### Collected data
◆ ◆ ◆ ◆

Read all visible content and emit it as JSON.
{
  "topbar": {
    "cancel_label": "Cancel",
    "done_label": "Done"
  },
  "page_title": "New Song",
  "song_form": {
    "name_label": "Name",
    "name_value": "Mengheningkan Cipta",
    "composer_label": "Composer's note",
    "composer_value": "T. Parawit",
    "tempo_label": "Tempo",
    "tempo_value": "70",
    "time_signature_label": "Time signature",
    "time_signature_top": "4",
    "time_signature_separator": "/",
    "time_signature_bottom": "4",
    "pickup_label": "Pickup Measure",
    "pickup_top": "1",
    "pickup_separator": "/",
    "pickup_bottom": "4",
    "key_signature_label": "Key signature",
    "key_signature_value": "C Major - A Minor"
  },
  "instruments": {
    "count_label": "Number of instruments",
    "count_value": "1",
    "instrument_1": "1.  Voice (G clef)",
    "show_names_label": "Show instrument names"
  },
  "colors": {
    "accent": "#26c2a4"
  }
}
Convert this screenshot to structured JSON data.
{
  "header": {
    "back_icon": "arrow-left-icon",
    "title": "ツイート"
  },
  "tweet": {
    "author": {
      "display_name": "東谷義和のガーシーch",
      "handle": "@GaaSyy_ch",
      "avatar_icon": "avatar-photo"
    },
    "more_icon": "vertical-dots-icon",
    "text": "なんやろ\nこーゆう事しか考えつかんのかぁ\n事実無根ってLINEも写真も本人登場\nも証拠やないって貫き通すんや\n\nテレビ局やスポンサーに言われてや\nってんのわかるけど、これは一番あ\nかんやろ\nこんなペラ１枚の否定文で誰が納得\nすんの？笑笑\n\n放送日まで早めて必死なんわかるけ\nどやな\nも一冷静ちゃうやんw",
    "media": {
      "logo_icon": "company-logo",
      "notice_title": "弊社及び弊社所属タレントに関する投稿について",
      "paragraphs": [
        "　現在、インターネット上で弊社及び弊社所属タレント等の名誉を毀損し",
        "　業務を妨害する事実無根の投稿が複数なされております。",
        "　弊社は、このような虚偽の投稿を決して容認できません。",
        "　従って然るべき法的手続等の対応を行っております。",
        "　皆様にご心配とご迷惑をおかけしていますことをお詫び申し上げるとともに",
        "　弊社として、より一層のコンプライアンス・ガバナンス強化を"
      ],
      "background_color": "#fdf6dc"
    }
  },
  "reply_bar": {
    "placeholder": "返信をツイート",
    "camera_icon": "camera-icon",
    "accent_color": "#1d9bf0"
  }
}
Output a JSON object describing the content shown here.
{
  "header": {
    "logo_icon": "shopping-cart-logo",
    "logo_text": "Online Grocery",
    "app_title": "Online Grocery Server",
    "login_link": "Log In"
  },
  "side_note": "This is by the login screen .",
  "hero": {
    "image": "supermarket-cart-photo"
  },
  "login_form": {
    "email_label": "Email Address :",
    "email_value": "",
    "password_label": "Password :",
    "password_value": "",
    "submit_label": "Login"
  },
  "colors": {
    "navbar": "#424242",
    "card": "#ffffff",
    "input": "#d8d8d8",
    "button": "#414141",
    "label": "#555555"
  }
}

◆ ◆ ◆ ◆

### Exercise directions
Using the data above, return each line exactly as written.

### Exercise response
Read all visible content and emit it as JSON.
{
  "topbar": {
    "cancel_label": "Cancel",
    "done_label": "Done"
  },
  "page_title": "New Song",
  "song_form": {
    "name_label": "Name",
    "name_value": "Mengheningkan Cipta",
    "composer_label": "Composer's note",
    "composer_value": "T. Parawit",
    "tempo_label": "Tempo",
    "tempo_value": "70",
    "time_signature_label": "Time signature",
    "time_signature_top": "4",
    "time_signature_separator": "/",
    "time_signature_bottom": "4",
    "pickup_label": "Pickup Measure",
    "pickup_top": "1",
    "pickup_separator": "/",
    "pickup_bottom": "4",
    "key_signature_label": "Key signature",
    "key_signature_value": "C Major - A Minor"
  },
  "instruments": {
    "count_label": "Number of instruments",
    "count_value": "1",
    "instrument_1": "1.  Voice (G clef)",
    "show_names_label": "Show instrument names"
  },
  "colors": {
    "accent": "#26c2a4"
  }
}
Convert this screenshot to structured JSON data.
{
  "header": {
    "back_icon": "arrow-left-icon",
    "title": "ツイート"
  },
  "tweet": {
    "author": {
      "display_name": "東谷義和のガーシーch",
      "handle": "@GaaSyy_ch",
      "avatar_icon": "avatar-photo"
    },
    "more_icon": "vertical-dots-icon",
    "text": "なんやろ\nこーゆう事しか考えつかんのかぁ\n事実無根ってLINEも写真も本人登場\nも証拠やないって貫き通すんや\n\nテレビ局やスポンサーに言われてや\nってんのわかるけど、これは一番あ\nかんやろ\nこんなペラ１枚の否定文で誰が納得\nすんの？笑笑\n\n放送日まで早めて必死なんわかるけ\nどやな\nも一冷静ちゃうやんw",
    "media": {
      "logo_icon": "company-logo",
      "notice_title": "弊社及び弊社所属タレントに関する投稿について",
      "paragraphs": [
        "　現在、インターネット上で弊社及び弊社所属タレント等の名誉を毀損し",
        "　業務を妨害する事実無根の投稿が複数なされております。",
        "　弊社は、このような虚偽の投稿を決して容認できません。",
        "　従って然るべき法的手続等の対応を行っております。",
        "　皆様にご心配とご迷惑をおかけしていますことをお詫び申し上げるとともに",
        "　弊社として、より一層のコンプライアンス・ガバナンス強化を"
      ],
      "background_color": "#fdf6dc"
    }
  },
  "reply_bar": {
    "placeholder": "返信をツイート",
    "camera_icon": "camera-icon",
    "accent_color": "#1d9bf0"
  }
}
Output a JSON object describing the content shown here.
{
  "header": {
    "logo_icon": "shopping-cart-logo",
    "logo_text": "Online Grocery",
    "app_title": "Online Grocery Server",
    "login_link": "Log In"
  },
  "side_note": "This is by the login screen .",
  "hero": {
    "image": "supermarket-cart-photo"
  },
  "login_form": {
    "email_label": "Email Address :",
    "email_value": "",
    "password_label": "Password :",
    "password_value": "",
    "submit_label": "Login"
  },
  "colors": {
    "navbar": "#424242",
    "card": "#ffffff",
    "input": "#d8d8d8",
    "button": "#414141",
    "label": "#555555"
  }
}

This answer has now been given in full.